INSTRUCTION
Change the lines below by replacing "OMTech 100W" with "OMTech 80W" wherever it occurs, leaving everything else the same. Leave the pictures out of your answer.

──────── RAW DATA

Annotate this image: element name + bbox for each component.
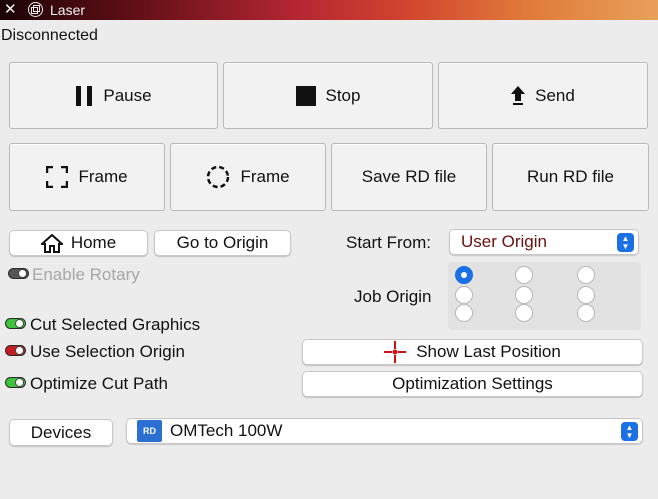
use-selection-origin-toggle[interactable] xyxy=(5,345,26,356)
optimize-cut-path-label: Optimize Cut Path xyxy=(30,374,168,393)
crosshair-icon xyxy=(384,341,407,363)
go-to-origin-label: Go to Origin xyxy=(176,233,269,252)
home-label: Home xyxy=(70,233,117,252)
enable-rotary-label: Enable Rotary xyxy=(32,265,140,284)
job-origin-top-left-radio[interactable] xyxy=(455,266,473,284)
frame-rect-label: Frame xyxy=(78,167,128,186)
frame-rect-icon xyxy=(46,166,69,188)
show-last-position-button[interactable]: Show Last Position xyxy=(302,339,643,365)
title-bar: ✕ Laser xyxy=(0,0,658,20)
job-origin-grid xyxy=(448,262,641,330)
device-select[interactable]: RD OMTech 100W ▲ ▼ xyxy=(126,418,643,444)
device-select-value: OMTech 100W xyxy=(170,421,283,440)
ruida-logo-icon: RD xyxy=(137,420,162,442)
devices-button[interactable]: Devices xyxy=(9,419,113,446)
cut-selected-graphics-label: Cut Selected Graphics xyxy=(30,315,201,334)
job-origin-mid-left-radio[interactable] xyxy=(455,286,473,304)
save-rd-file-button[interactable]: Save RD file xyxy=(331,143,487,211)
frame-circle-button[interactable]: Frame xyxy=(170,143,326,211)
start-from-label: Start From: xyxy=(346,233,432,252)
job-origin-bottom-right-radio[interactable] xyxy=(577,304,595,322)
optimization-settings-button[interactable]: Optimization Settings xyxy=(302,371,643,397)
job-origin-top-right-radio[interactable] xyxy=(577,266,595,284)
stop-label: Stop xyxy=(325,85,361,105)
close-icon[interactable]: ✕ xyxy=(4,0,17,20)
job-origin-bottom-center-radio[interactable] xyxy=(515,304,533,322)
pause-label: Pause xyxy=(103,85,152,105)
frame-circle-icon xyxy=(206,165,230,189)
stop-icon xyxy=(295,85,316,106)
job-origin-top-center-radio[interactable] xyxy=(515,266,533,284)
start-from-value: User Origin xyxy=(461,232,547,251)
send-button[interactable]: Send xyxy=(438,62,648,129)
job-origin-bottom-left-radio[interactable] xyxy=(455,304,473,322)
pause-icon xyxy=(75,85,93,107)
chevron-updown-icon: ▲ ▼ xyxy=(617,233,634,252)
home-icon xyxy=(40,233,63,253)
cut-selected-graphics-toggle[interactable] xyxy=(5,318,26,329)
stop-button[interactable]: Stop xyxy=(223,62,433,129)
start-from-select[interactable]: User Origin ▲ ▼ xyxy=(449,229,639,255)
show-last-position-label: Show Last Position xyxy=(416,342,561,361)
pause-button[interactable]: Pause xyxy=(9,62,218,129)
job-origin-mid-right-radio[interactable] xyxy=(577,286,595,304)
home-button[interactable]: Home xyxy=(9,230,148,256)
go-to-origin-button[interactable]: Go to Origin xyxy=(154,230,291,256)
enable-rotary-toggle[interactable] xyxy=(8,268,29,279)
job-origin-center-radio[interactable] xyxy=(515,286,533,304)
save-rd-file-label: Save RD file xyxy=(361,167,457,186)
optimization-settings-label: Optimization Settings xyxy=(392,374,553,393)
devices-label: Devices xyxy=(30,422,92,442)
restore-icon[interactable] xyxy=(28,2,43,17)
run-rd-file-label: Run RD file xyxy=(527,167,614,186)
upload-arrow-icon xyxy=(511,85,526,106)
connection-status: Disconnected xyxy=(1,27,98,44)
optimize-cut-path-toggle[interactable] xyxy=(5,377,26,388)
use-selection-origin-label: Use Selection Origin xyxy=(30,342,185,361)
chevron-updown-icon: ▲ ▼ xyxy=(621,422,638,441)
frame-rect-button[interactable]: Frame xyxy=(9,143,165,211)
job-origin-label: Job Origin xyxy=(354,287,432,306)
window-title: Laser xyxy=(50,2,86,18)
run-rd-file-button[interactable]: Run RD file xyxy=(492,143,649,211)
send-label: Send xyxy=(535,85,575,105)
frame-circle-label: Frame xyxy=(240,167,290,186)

────────────────

ANSWER TO THE TASK
Annotate this image: element name + bbox for each component.
use-selection-origin-toggle[interactable] xyxy=(5,345,26,356)
optimize-cut-path-label: Optimize Cut Path xyxy=(30,374,168,393)
crosshair-icon xyxy=(384,341,407,363)
go-to-origin-label: Go to Origin xyxy=(176,233,269,252)
home-label: Home xyxy=(70,233,117,252)
enable-rotary-label: Enable Rotary xyxy=(32,265,140,284)
job-origin-top-left-radio[interactable] xyxy=(455,266,473,284)
frame-rect-label: Frame xyxy=(78,167,128,186)
frame-rect-icon xyxy=(46,166,69,188)
show-last-position-button[interactable]: Show Last Position xyxy=(302,339,643,365)
title-bar: ✕ Laser xyxy=(0,0,658,20)
job-origin-grid xyxy=(448,262,641,330)
device-select[interactable]: RD OMTech 80W ▲ ▼ xyxy=(126,418,643,444)
device-select-value: OMTech 80W xyxy=(170,421,283,440)
ruida-logo-icon: RD xyxy=(137,420,162,442)
devices-button[interactable]: Devices xyxy=(9,419,113,446)
cut-selected-graphics-label: Cut Selected Graphics xyxy=(30,315,201,334)
job-origin-mid-left-radio[interactable] xyxy=(455,286,473,304)
save-rd-file-button[interactable]: Save RD file xyxy=(331,143,487,211)
frame-circle-button[interactable]: Frame xyxy=(170,143,326,211)
start-from-label: Start From: xyxy=(346,233,432,252)
job-origin-bottom-right-radio[interactable] xyxy=(577,304,595,322)
optimization-settings-button[interactable]: Optimization Settings xyxy=(302,371,643,397)
job-origin-top-right-radio[interactable] xyxy=(577,266,595,284)
stop-label: Stop xyxy=(325,85,361,105)
close-icon[interactable]: ✕ xyxy=(4,0,17,20)
job-origin-bottom-center-radio[interactable] xyxy=(515,304,533,322)
pause-label: Pause xyxy=(103,85,152,105)
frame-circle-icon xyxy=(206,165,230,189)
stop-icon xyxy=(295,85,316,106)
job-origin-top-center-radio[interactable] xyxy=(515,266,533,284)
start-from-value: User Origin xyxy=(461,232,547,251)
send-button[interactable]: Send xyxy=(438,62,648,129)
job-origin-bottom-left-radio[interactable] xyxy=(455,304,473,322)
pause-icon xyxy=(75,85,93,107)
chevron-updown-icon: ▲ ▼ xyxy=(617,233,634,252)
home-icon xyxy=(40,233,63,253)
cut-selected-graphics-toggle[interactable] xyxy=(5,318,26,329)
stop-button[interactable]: Stop xyxy=(223,62,433,129)
start-from-select[interactable]: User Origin ▲ ▼ xyxy=(449,229,639,255)
show-last-position-label: Show Last Position xyxy=(416,342,561,361)
pause-button[interactable]: Pause xyxy=(9,62,218,129)
job-origin-mid-right-radio[interactable] xyxy=(577,286,595,304)
home-button[interactable]: Home xyxy=(9,230,148,256)
go-to-origin-button[interactable]: Go to Origin xyxy=(154,230,291,256)
enable-rotary-toggle[interactable] xyxy=(8,268,29,279)
job-origin-center-radio[interactable] xyxy=(515,286,533,304)
save-rd-file-label: Save RD file xyxy=(361,167,457,186)
optimization-settings-label: Optimization Settings xyxy=(392,374,553,393)
devices-label: Devices xyxy=(30,422,92,442)
restore-icon[interactable] xyxy=(28,2,43,17)
run-rd-file-label: Run RD file xyxy=(527,167,614,186)
upload-arrow-icon xyxy=(511,85,526,106)
connection-status: Disconnected xyxy=(1,27,98,44)
optimize-cut-path-toggle[interactable] xyxy=(5,377,26,388)
use-selection-origin-label: Use Selection Origin xyxy=(30,342,185,361)
chevron-updown-icon: ▲ ▼ xyxy=(621,422,638,441)
frame-rect-button[interactable]: Frame xyxy=(9,143,165,211)
job-origin-label: Job Origin xyxy=(354,287,432,306)
window-title: Laser xyxy=(50,2,86,18)
run-rd-file-button[interactable]: Run RD file xyxy=(492,143,649,211)
send-label: Send xyxy=(535,85,575,105)
frame-circle-label: Frame xyxy=(240,167,290,186)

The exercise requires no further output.